— Start of Document —

10. The vehicle as claimed in claim 2, wherein the engine and the CVT are transverse.

11. The vehicle as claimed in claim 2, wherein an exit port of the heat shielding air funnel is configured to direct CVT exhaust air generally toward a rear of the vehicle at a distal end of the second section.

12. The vehicle as claimed in claim 2, wherein an exit port of the heat shielding air funnel is configured to direct CVT exhaust air generally toward the muffler.

13. The vehicle as claimed in claim 12, wherein the second section includes an element proximate to a distal end of the second section, the element configured to split airflow emitted from the flow path into at least a first part and a second part.

14. The vehicle as claimed in claim 13, wherein the second section is configured to direct the first part of the airflow toward a first portion of the muffler and to direct the second part of the airflow toward a second portion of the muffler.

15. The vehicle as claimed in claim 13, wherein the second section is configured to direct the first part of the airflow toward the muffler and to direct the second part of the airflow toward another component of the vehicle.

16. The vehicle as claimed in claim 2, wherein the muffler extends laterally such that air flows in the muffler generally in a lateral direction of the vehicle.

17. The vehicle as claimed in claim 2, wherein the muffler outputs air flow on a side of the muffler.

18. The vehicle as claimed in claim 2, wherein the muffler outputs air flow toward a rear of the vehicle.

19. The vehicle as claimed in claim 2, wherein the heat shielding air funnel is configured to create a turbulent flow around at least part of the engine exhaust conduit to manage temperature of the engine exhaust conduit.

20. A vehicle with a powertrain having a periphery and including an engine and a transmission, the vehicle comprising: a plurality of exhaust ports; a plurality of exhaust locations along the periphery, each location being where exhaust conduits of the engine and the transmission each intersect the periphery to direct exhaust gases outside of an area occupied by the powertrain; and the number of exhaust ports is greater than the number of exhaust locations.

— End of Document —
— Start of Dataset excerpt —

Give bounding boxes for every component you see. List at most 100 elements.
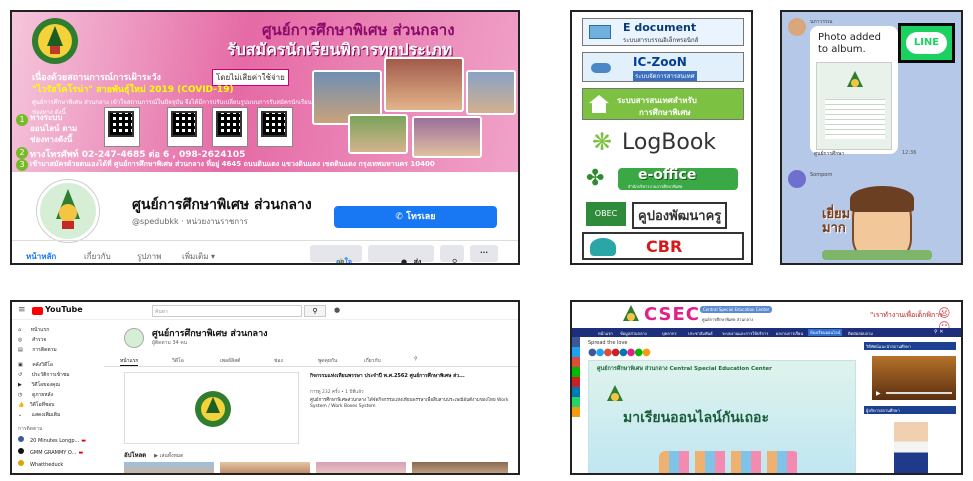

— End of Dataset excerpt —

Exercises ▸
a. Answer these questions about the vehicle patent claims:
(i) According to claim 10, how are the engine and the CVT oriented?
(ii) According to claim 18, toward what does the muffler output air flow?
(iii) According to claim 20, which is greater: the number of exhaust ports or the number of exhaust locations?
b. Carry the vehicle patent claims forward past their final claim, number 20.

Answers to the exercise ▸
a.
(i) The engine and the CVT are transverse.
(ii) Toward a rear of the vehicle.
(iii) The number of exhaust ports is greater than the number of exhaust locations.

b.
Description

BRIEF DESCRIPTION OF THE DRAWINGS

[0042] Having thus generally described the nature of the invention, reference will now be made to the accompanying drawings, showing by way of illustration example embodiments thereof and in which:

[0043] FIG. 1 is a perspective view of a side-by-side all terrain vehicle within which an embodiment of a heat shielding air funnel may be found;

[0044] FIG. 2 is a partial view of a rear engine compartment of the vehicle shown in FIG. 1 with the cargo bed and heat plates removed and within which a generalized schematic the heat shielding air funnel is illustrated;

[0045] FIG. 3 is a top view of an engine block for the vehicle of FIG. 1 within which the embodiment of the heat shielding air funnel is illustrated;

[0046] FIG. 4 is a side perspective view of the embodiment of the heat shielding air funnel is shown with an associated muffler exhaust portion;

[0047] FIG. 5 is a top perspective view of the embodiment of the heat shielding air funnel as shown in FIG. 4;

[0048] FIG. 6 is an end view taken from the cross section B-B in FIG. 5;

[0049] FIG. 7 is an end view taken from the cross section A-A in FIG. 4;

[0050] FIG. 8 is a close-up view of a portion of the heat shielding air funnel;

[0051] FIG. 9 is rear view of another embodiment of the heat shielding air funnel within an engine having a single exhaust CVT; and

[0052] FIG. 10 is side perspective view the embodiment shown in FIG. 9.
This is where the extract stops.